Dataset entries on figures
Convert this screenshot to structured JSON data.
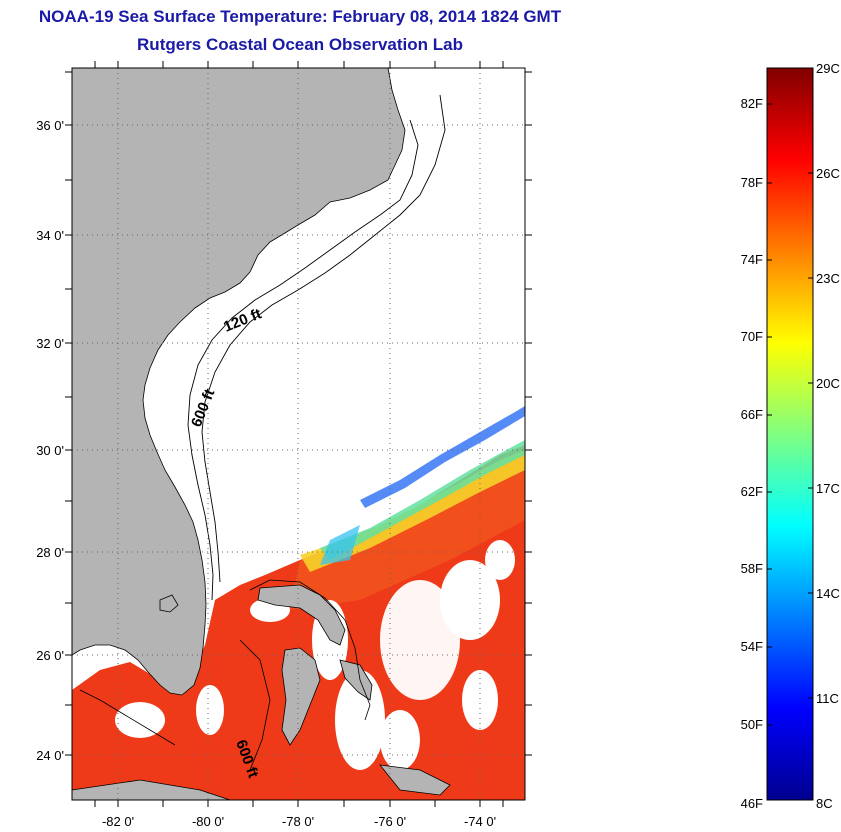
{
  "title": "NOAA-19 Sea Surface Temperature:  February 08, 2014 1824 GMT",
  "subtitle": "Rutgers Coastal Ocean Observation Lab",
  "map": {
    "lon_range": [
      -83,
      -73
    ],
    "lat_range": [
      23,
      37
    ],
    "lon_ticks": [
      "-82 0'",
      "-80 0'",
      "-78 0'",
      "-76 0'",
      "-74 0'"
    ],
    "lat_ticks": [
      "36 0'",
      "34 0'",
      "32 0'",
      "30 0'",
      "28 0'",
      "26 0'",
      "24 0'"
    ],
    "isobath_labels": [
      "120 ft",
      "600 ft",
      "600 ft"
    ],
    "colors": {
      "land": "#b4b4b4",
      "cloud": "#ffffff",
      "warm_water": "#f03a16"
    }
  },
  "colorbar": {
    "fahrenheit_labels": [
      "82F",
      "78F",
      "74F",
      "70F",
      "66F",
      "62F",
      "58F",
      "54F",
      "50F",
      "46F"
    ],
    "celsius_labels": [
      "29C",
      "26C",
      "23C",
      "20C",
      "17C",
      "14C",
      "11C",
      "8C"
    ],
    "range_celsius": [
      8,
      29
    ],
    "colormap": "jet"
  }
}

WHAT THE TASK ASKS:
Repeat the material exactly as it reads, without any of its pictures.

ANSWER TO THE PROBLEM:
Convert this screenshot to structured JSON data.
{
  "title": "NOAA-19 Sea Surface Temperature:  February 08, 2014 1824 GMT",
  "subtitle": "Rutgers Coastal Ocean Observation Lab",
  "map": {
    "lon_range": [
      -83,
      -73
    ],
    "lat_range": [
      23,
      37
    ],
    "lon_ticks": [
      "-82 0'",
      "-80 0'",
      "-78 0'",
      "-76 0'",
      "-74 0'"
    ],
    "lat_ticks": [
      "36 0'",
      "34 0'",
      "32 0'",
      "30 0'",
      "28 0'",
      "26 0'",
      "24 0'"
    ],
    "isobath_labels": [
      "120 ft",
      "600 ft",
      "600 ft"
    ],
    "colors": {
      "land": "#b4b4b4",
      "cloud": "#ffffff",
      "warm_water": "#f03a16"
    }
  },
  "colorbar": {
    "fahrenheit_labels": [
      "82F",
      "78F",
      "74F",
      "70F",
      "66F",
      "62F",
      "58F",
      "54F",
      "50F",
      "46F"
    ],
    "celsius_labels": [
      "29C",
      "26C",
      "23C",
      "20C",
      "17C",
      "14C",
      "11C",
      "8C"
    ],
    "range_celsius": [
      8,
      29
    ],
    "colormap": "jet"
  }
}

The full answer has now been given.